• **WHAT YOU WILL DO**: Say how many lines hold the string "title"; please write nothing but the number.
+++
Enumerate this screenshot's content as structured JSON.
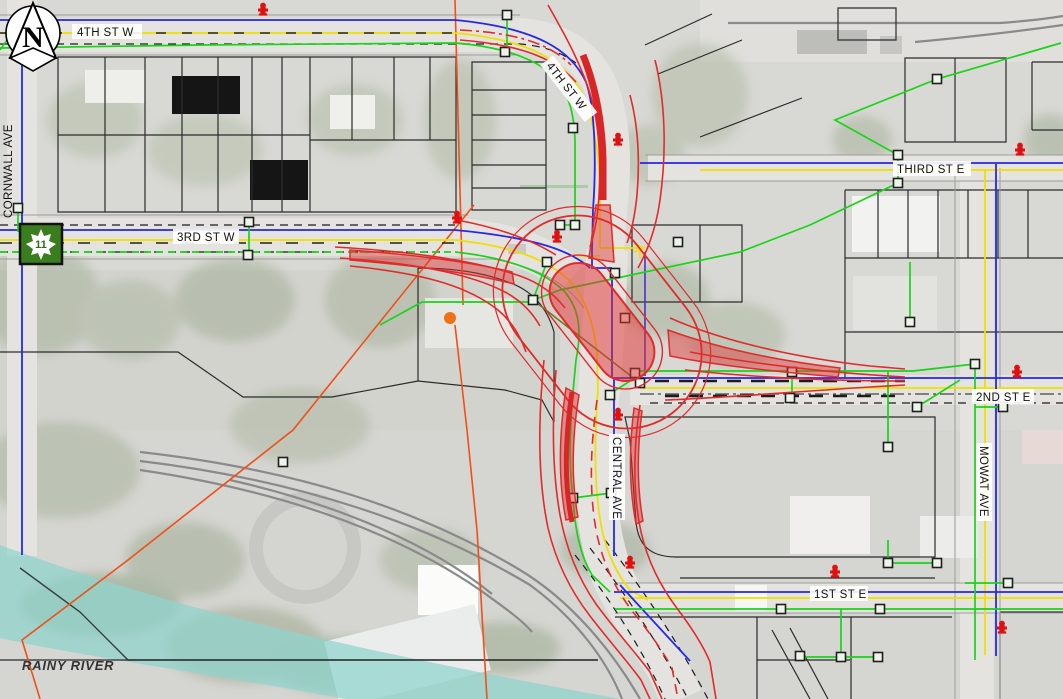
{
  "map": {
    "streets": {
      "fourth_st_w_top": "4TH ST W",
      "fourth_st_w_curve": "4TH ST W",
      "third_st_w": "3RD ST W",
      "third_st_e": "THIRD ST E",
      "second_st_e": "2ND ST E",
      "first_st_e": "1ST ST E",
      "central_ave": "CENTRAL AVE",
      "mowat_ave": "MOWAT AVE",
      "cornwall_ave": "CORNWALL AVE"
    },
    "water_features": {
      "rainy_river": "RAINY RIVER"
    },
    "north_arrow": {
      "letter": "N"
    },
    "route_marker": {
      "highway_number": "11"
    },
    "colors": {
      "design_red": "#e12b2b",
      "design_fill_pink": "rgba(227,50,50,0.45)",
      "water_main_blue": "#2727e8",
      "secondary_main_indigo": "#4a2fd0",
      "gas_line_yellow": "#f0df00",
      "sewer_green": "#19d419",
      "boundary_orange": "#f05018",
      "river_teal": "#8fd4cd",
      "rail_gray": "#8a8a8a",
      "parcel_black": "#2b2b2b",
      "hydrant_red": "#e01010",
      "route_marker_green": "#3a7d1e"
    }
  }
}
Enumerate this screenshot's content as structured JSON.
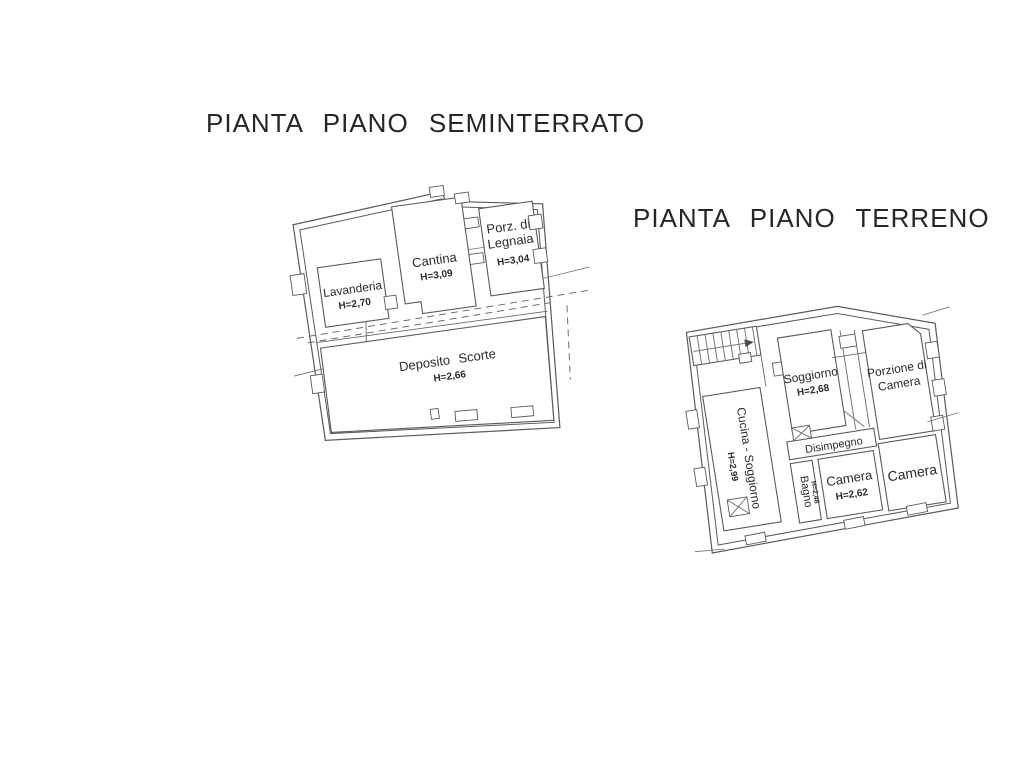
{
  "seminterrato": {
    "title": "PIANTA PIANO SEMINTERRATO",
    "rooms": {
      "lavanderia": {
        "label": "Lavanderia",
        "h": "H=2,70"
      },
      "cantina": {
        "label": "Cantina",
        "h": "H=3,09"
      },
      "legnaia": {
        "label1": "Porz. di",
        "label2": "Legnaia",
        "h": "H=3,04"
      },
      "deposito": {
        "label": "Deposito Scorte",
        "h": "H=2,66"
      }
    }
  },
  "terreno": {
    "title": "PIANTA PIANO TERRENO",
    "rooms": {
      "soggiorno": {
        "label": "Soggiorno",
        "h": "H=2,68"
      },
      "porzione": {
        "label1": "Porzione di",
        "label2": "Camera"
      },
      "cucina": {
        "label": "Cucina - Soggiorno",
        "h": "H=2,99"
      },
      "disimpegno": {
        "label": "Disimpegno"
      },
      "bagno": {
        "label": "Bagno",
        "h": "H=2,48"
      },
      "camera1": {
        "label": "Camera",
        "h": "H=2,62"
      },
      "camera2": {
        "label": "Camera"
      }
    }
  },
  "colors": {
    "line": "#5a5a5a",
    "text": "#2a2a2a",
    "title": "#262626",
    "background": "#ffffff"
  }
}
+++
• **TASK RESPONSE**: 3